> [STATED GOAL]: Copy all entries without alteration and skip the pictures they hold.

══ EXERCISE MATERIALS

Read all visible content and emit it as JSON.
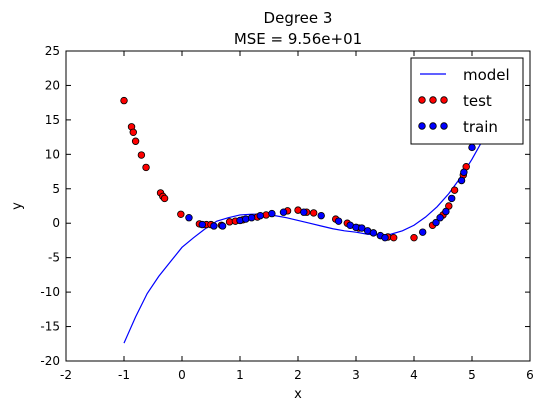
{
  "chart_data": {
    "type": "scatter",
    "title_line1": "Degree 3",
    "title_line2": "MSE = 9.56e+01",
    "xlabel": "x",
    "ylabel": "y",
    "xlim": [
      -2,
      6
    ],
    "ylim": [
      -20,
      25
    ],
    "xticks": [
      -2,
      -1,
      0,
      1,
      2,
      3,
      4,
      5,
      6
    ],
    "yticks": [
      -20,
      -15,
      -10,
      -5,
      0,
      5,
      10,
      15,
      20,
      25
    ],
    "legend_position": "top-right",
    "legend": {
      "model": "model",
      "test": "test",
      "train": "train"
    },
    "colors": {
      "model": "#0000ff",
      "test": "#ff0000",
      "train": "#0000ff",
      "marker_edge": "#000000"
    },
    "model": {
      "name": "model",
      "x": [
        -1.0,
        -0.8,
        -0.6,
        -0.4,
        -0.2,
        0.0,
        0.2,
        0.4,
        0.6,
        0.8,
        1.0,
        1.2,
        1.4,
        1.6,
        1.8,
        2.0,
        2.2,
        2.4,
        2.6,
        2.8,
        3.0,
        3.2,
        3.4,
        3.6,
        3.8,
        4.0,
        4.2,
        4.4,
        4.6,
        4.8,
        5.0,
        5.2,
        5.4
      ],
      "y": [
        -17.4,
        -13.6,
        -10.2,
        -7.7,
        -5.6,
        -3.5,
        -2.1,
        -0.8,
        0.3,
        0.8,
        1.2,
        1.3,
        1.3,
        1.1,
        0.8,
        0.4,
        0.0,
        -0.4,
        -0.8,
        -1.1,
        -1.3,
        -1.6,
        -1.7,
        -1.6,
        -1.1,
        -0.3,
        0.9,
        2.4,
        4.3,
        6.6,
        9.3,
        12.3,
        15.8
      ]
    },
    "series": [
      {
        "name": "test",
        "points": [
          [
            -1.0,
            17.8
          ],
          [
            -0.87,
            14.0
          ],
          [
            -0.84,
            13.2
          ],
          [
            -0.8,
            11.9
          ],
          [
            -0.7,
            9.9
          ],
          [
            -0.62,
            8.1
          ],
          [
            -0.37,
            4.4
          ],
          [
            -0.33,
            3.9
          ],
          [
            -0.3,
            3.6
          ],
          [
            -0.02,
            1.3
          ],
          [
            0.3,
            -0.1
          ],
          [
            0.42,
            -0.2
          ],
          [
            0.5,
            -0.2
          ],
          [
            0.68,
            -0.3
          ],
          [
            0.82,
            0.2
          ],
          [
            0.92,
            0.3
          ],
          [
            1.05,
            0.5
          ],
          [
            1.3,
            0.9
          ],
          [
            1.45,
            1.2
          ],
          [
            1.82,
            1.8
          ],
          [
            2.0,
            1.9
          ],
          [
            2.15,
            1.6
          ],
          [
            2.27,
            1.5
          ],
          [
            2.65,
            0.6
          ],
          [
            2.85,
            0.0
          ],
          [
            3.05,
            -0.7
          ],
          [
            3.55,
            -2.0
          ],
          [
            3.65,
            -2.1
          ],
          [
            4.0,
            -2.1
          ],
          [
            4.32,
            -0.3
          ],
          [
            4.5,
            1.2
          ],
          [
            4.6,
            2.5
          ],
          [
            4.7,
            4.8
          ],
          [
            4.85,
            7.0
          ],
          [
            4.9,
            8.2
          ]
        ]
      },
      {
        "name": "train",
        "points": [
          [
            0.12,
            0.8
          ],
          [
            0.35,
            -0.2
          ],
          [
            0.55,
            -0.4
          ],
          [
            0.7,
            -0.4
          ],
          [
            1.0,
            0.4
          ],
          [
            1.1,
            0.6
          ],
          [
            1.2,
            0.8
          ],
          [
            1.35,
            1.1
          ],
          [
            1.55,
            1.4
          ],
          [
            1.75,
            1.6
          ],
          [
            2.1,
            1.6
          ],
          [
            2.4,
            1.1
          ],
          [
            2.7,
            0.3
          ],
          [
            2.9,
            -0.3
          ],
          [
            3.0,
            -0.6
          ],
          [
            3.1,
            -0.7
          ],
          [
            3.2,
            -1.1
          ],
          [
            3.3,
            -1.4
          ],
          [
            3.42,
            -1.8
          ],
          [
            3.5,
            -2.1
          ],
          [
            4.15,
            -1.3
          ],
          [
            4.38,
            0.1
          ],
          [
            4.45,
            0.8
          ],
          [
            4.55,
            1.7
          ],
          [
            4.65,
            3.6
          ],
          [
            4.82,
            6.2
          ],
          [
            4.86,
            7.4
          ],
          [
            5.0,
            11.0
          ]
        ]
      }
    ]
  }
}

════

> [SOLUTION FOR THIS EXERCISE]:
Read all visible content and emit it as JSON.
{
  "chart_data": {
    "type": "scatter",
    "title_line1": "Degree 3",
    "title_line2": "MSE = 9.56e+01",
    "xlabel": "x",
    "ylabel": "y",
    "xlim": [
      -2,
      6
    ],
    "ylim": [
      -20,
      25
    ],
    "xticks": [
      -2,
      -1,
      0,
      1,
      2,
      3,
      4,
      5,
      6
    ],
    "yticks": [
      -20,
      -15,
      -10,
      -5,
      0,
      5,
      10,
      15,
      20,
      25
    ],
    "legend_position": "top-right",
    "legend": {
      "model": "model",
      "test": "test",
      "train": "train"
    },
    "colors": {
      "model": "#0000ff",
      "test": "#ff0000",
      "train": "#0000ff",
      "marker_edge": "#000000"
    },
    "model": {
      "name": "model",
      "x": [
        -1.0,
        -0.8,
        -0.6,
        -0.4,
        -0.2,
        0.0,
        0.2,
        0.4,
        0.6,
        0.8,
        1.0,
        1.2,
        1.4,
        1.6,
        1.8,
        2.0,
        2.2,
        2.4,
        2.6,
        2.8,
        3.0,
        3.2,
        3.4,
        3.6,
        3.8,
        4.0,
        4.2,
        4.4,
        4.6,
        4.8,
        5.0,
        5.2,
        5.4
      ],
      "y": [
        -17.4,
        -13.6,
        -10.2,
        -7.7,
        -5.6,
        -3.5,
        -2.1,
        -0.8,
        0.3,
        0.8,
        1.2,
        1.3,
        1.3,
        1.1,
        0.8,
        0.4,
        0.0,
        -0.4,
        -0.8,
        -1.1,
        -1.3,
        -1.6,
        -1.7,
        -1.6,
        -1.1,
        -0.3,
        0.9,
        2.4,
        4.3,
        6.6,
        9.3,
        12.3,
        15.8
      ]
    },
    "series": [
      {
        "name": "test",
        "points": [
          [
            -1.0,
            17.8
          ],
          [
            -0.87,
            14.0
          ],
          [
            -0.84,
            13.2
          ],
          [
            -0.8,
            11.9
          ],
          [
            -0.7,
            9.9
          ],
          [
            -0.62,
            8.1
          ],
          [
            -0.37,
            4.4
          ],
          [
            -0.33,
            3.9
          ],
          [
            -0.3,
            3.6
          ],
          [
            -0.02,
            1.3
          ],
          [
            0.3,
            -0.1
          ],
          [
            0.42,
            -0.2
          ],
          [
            0.5,
            -0.2
          ],
          [
            0.68,
            -0.3
          ],
          [
            0.82,
            0.2
          ],
          [
            0.92,
            0.3
          ],
          [
            1.05,
            0.5
          ],
          [
            1.3,
            0.9
          ],
          [
            1.45,
            1.2
          ],
          [
            1.82,
            1.8
          ],
          [
            2.0,
            1.9
          ],
          [
            2.15,
            1.6
          ],
          [
            2.27,
            1.5
          ],
          [
            2.65,
            0.6
          ],
          [
            2.85,
            0.0
          ],
          [
            3.05,
            -0.7
          ],
          [
            3.55,
            -2.0
          ],
          [
            3.65,
            -2.1
          ],
          [
            4.0,
            -2.1
          ],
          [
            4.32,
            -0.3
          ],
          [
            4.5,
            1.2
          ],
          [
            4.6,
            2.5
          ],
          [
            4.7,
            4.8
          ],
          [
            4.85,
            7.0
          ],
          [
            4.9,
            8.2
          ]
        ]
      },
      {
        "name": "train",
        "points": [
          [
            0.12,
            0.8
          ],
          [
            0.35,
            -0.2
          ],
          [
            0.55,
            -0.4
          ],
          [
            0.7,
            -0.4
          ],
          [
            1.0,
            0.4
          ],
          [
            1.1,
            0.6
          ],
          [
            1.2,
            0.8
          ],
          [
            1.35,
            1.1
          ],
          [
            1.55,
            1.4
          ],
          [
            1.75,
            1.6
          ],
          [
            2.1,
            1.6
          ],
          [
            2.4,
            1.1
          ],
          [
            2.7,
            0.3
          ],
          [
            2.9,
            -0.3
          ],
          [
            3.0,
            -0.6
          ],
          [
            3.1,
            -0.7
          ],
          [
            3.2,
            -1.1
          ],
          [
            3.3,
            -1.4
          ],
          [
            3.42,
            -1.8
          ],
          [
            3.5,
            -2.1
          ],
          [
            4.15,
            -1.3
          ],
          [
            4.38,
            0.1
          ],
          [
            4.45,
            0.8
          ],
          [
            4.55,
            1.7
          ],
          [
            4.65,
            3.6
          ],
          [
            4.82,
            6.2
          ],
          [
            4.86,
            7.4
          ],
          [
            5.0,
            11.0
          ]
        ]
      }
    ]
  }
}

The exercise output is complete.